Set problem: How many lines in the records below hold the string "velocity"? Please answer with the number and nothing more.

Records supplied:
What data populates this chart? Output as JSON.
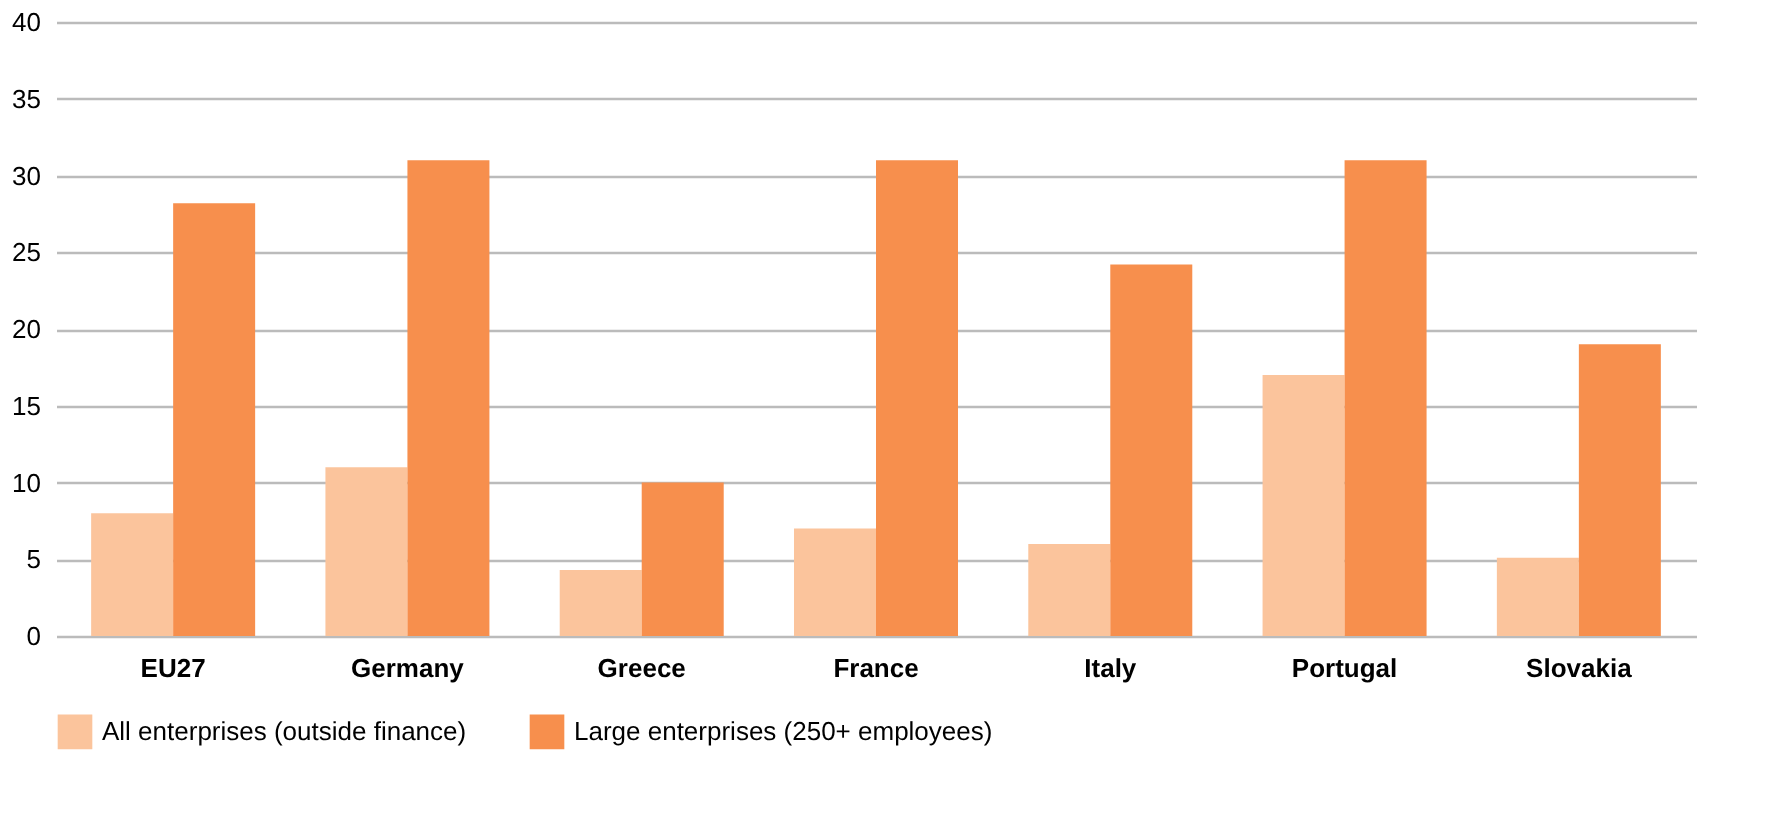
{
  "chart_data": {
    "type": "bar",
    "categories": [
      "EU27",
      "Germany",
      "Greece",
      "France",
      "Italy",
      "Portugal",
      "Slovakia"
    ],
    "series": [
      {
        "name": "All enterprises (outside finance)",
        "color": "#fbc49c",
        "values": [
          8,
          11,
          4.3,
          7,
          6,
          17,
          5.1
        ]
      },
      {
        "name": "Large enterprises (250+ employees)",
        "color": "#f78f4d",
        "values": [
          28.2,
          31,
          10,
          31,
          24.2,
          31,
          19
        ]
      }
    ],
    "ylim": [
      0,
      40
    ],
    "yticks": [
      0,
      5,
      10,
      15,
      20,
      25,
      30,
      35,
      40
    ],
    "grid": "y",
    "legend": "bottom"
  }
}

---

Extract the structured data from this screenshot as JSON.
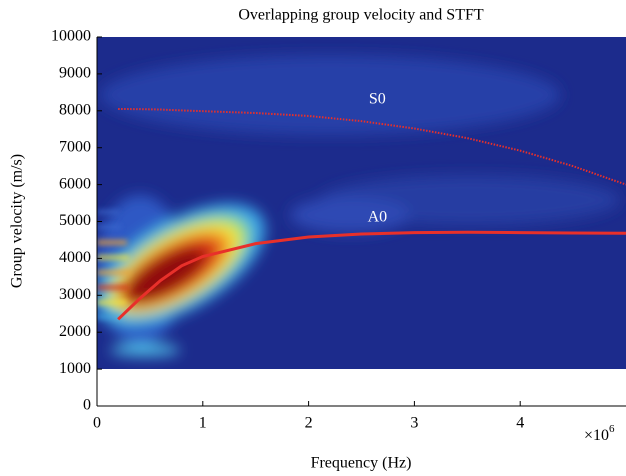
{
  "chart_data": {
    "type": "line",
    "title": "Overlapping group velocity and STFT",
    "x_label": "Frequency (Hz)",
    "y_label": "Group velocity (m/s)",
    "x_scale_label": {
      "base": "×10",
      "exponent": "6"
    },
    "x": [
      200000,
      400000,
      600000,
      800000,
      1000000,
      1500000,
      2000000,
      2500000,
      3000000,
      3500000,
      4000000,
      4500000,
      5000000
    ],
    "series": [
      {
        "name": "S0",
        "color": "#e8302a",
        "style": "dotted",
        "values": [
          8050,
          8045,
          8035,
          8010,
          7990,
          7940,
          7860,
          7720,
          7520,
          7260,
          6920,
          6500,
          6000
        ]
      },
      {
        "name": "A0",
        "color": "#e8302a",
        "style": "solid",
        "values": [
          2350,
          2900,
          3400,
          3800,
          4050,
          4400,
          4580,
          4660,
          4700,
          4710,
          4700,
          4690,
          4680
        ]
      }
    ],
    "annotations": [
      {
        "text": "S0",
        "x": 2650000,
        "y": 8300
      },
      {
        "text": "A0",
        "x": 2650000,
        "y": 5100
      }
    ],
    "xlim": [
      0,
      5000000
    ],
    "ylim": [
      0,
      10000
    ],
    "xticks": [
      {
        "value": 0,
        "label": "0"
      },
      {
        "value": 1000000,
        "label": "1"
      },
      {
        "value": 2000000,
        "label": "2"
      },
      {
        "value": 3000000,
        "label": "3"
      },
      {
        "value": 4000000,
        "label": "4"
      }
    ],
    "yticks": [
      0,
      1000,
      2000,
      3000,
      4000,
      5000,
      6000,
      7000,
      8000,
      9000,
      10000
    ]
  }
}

Answer for this exercise: 2